**** Records for processing

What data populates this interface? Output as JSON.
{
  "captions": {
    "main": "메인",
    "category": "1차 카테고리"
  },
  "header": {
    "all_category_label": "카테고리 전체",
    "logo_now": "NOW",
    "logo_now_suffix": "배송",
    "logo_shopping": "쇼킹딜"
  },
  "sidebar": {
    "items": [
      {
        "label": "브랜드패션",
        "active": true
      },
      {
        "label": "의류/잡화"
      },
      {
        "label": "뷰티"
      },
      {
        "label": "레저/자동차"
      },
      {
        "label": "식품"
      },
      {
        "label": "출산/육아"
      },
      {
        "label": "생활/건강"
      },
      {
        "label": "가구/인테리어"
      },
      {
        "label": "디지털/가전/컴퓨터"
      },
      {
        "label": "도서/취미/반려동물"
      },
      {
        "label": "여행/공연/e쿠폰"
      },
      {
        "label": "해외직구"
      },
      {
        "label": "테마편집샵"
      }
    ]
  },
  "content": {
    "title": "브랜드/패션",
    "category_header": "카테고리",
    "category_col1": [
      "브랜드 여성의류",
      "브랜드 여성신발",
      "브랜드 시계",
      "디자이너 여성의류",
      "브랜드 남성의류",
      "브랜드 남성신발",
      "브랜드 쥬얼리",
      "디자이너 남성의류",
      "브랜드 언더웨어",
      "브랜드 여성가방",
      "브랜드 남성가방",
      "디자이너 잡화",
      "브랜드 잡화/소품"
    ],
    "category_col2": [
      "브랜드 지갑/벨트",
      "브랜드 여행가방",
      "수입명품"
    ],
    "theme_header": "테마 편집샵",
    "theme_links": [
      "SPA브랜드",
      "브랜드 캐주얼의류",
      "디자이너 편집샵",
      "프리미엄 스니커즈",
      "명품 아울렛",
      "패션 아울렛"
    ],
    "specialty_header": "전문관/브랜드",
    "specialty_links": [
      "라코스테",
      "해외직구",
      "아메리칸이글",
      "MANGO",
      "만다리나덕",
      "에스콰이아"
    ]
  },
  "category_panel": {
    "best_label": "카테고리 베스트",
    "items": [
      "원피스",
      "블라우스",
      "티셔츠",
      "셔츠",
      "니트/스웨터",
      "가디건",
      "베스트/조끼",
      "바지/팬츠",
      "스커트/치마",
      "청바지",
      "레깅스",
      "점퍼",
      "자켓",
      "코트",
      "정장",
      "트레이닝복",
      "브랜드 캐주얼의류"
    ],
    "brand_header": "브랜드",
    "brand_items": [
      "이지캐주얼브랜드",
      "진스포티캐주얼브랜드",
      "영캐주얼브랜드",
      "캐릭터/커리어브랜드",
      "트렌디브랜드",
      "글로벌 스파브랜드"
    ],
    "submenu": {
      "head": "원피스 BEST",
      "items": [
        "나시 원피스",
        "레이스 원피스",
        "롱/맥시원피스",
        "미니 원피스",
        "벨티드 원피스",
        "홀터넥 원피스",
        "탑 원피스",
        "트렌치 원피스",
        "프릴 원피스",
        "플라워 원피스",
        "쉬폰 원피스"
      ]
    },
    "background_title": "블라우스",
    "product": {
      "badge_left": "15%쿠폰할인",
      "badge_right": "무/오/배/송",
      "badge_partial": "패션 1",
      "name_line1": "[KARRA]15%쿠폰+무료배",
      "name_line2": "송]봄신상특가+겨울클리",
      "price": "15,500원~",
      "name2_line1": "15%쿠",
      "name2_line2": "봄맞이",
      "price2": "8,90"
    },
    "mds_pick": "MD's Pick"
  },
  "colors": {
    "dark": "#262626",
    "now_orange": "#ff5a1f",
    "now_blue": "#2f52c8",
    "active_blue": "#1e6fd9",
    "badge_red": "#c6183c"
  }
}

********

● **Problem to solve**
Output all preceding records character for character.

● **Completed exercise**
What data populates this interface? Output as JSON.
{
  "captions": {
    "main": "메인",
    "category": "1차 카테고리"
  },
  "header": {
    "all_category_label": "카테고리 전체",
    "logo_now": "NOW",
    "logo_now_suffix": "배송",
    "logo_shopping": "쇼킹딜"
  },
  "sidebar": {
    "items": [
      {
        "label": "브랜드패션",
        "active": true
      },
      {
        "label": "의류/잡화"
      },
      {
        "label": "뷰티"
      },
      {
        "label": "레저/자동차"
      },
      {
        "label": "식품"
      },
      {
        "label": "출산/육아"
      },
      {
        "label": "생활/건강"
      },
      {
        "label": "가구/인테리어"
      },
      {
        "label": "디지털/가전/컴퓨터"
      },
      {
        "label": "도서/취미/반려동물"
      },
      {
        "label": "여행/공연/e쿠폰"
      },
      {
        "label": "해외직구"
      },
      {
        "label": "테마편집샵"
      }
    ]
  },
  "content": {
    "title": "브랜드/패션",
    "category_header": "카테고리",
    "category_col1": [
      "브랜드 여성의류",
      "브랜드 여성신발",
      "브랜드 시계",
      "디자이너 여성의류",
      "브랜드 남성의류",
      "브랜드 남성신발",
      "브랜드 쥬얼리",
      "디자이너 남성의류",
      "브랜드 언더웨어",
      "브랜드 여성가방",
      "브랜드 남성가방",
      "디자이너 잡화",
      "브랜드 잡화/소품"
    ],
    "category_col2": [
      "브랜드 지갑/벨트",
      "브랜드 여행가방",
      "수입명품"
    ],
    "theme_header": "테마 편집샵",
    "theme_links": [
      "SPA브랜드",
      "브랜드 캐주얼의류",
      "디자이너 편집샵",
      "프리미엄 스니커즈",
      "명품 아울렛",
      "패션 아울렛"
    ],
    "specialty_header": "전문관/브랜드",
    "specialty_links": [
      "라코스테",
      "해외직구",
      "아메리칸이글",
      "MANGO",
      "만다리나덕",
      "에스콰이아"
    ]
  },
  "category_panel": {
    "best_label": "카테고리 베스트",
    "items": [
      "원피스",
      "블라우스",
      "티셔츠",
      "셔츠",
      "니트/스웨터",
      "가디건",
      "베스트/조끼",
      "바지/팬츠",
      "스커트/치마",
      "청바지",
      "레깅스",
      "점퍼",
      "자켓",
      "코트",
      "정장",
      "트레이닝복",
      "브랜드 캐주얼의류"
    ],
    "brand_header": "브랜드",
    "brand_items": [
      "이지캐주얼브랜드",
      "진스포티캐주얼브랜드",
      "영캐주얼브랜드",
      "캐릭터/커리어브랜드",
      "트렌디브랜드",
      "글로벌 스파브랜드"
    ],
    "submenu": {
      "head": "원피스 BEST",
      "items": [
        "나시 원피스",
        "레이스 원피스",
        "롱/맥시원피스",
        "미니 원피스",
        "벨티드 원피스",
        "홀터넥 원피스",
        "탑 원피스",
        "트렌치 원피스",
        "프릴 원피스",
        "플라워 원피스",
        "쉬폰 원피스"
      ]
    },
    "background_title": "블라우스",
    "product": {
      "badge_left": "15%쿠폰할인",
      "badge_right": "무/오/배/송",
      "badge_partial": "패션 1",
      "name_line1": "[KARRA]15%쿠폰+무료배",
      "name_line2": "송]봄신상특가+겨울클리",
      "price": "15,500원~",
      "name2_line1": "15%쿠",
      "name2_line2": "봄맞이",
      "price2": "8,90"
    },
    "mds_pick": "MD's Pick"
  },
  "colors": {
    "dark": "#262626",
    "now_orange": "#ff5a1f",
    "now_blue": "#2f52c8",
    "active_blue": "#1e6fd9",
    "badge_red": "#c6183c"
  }
}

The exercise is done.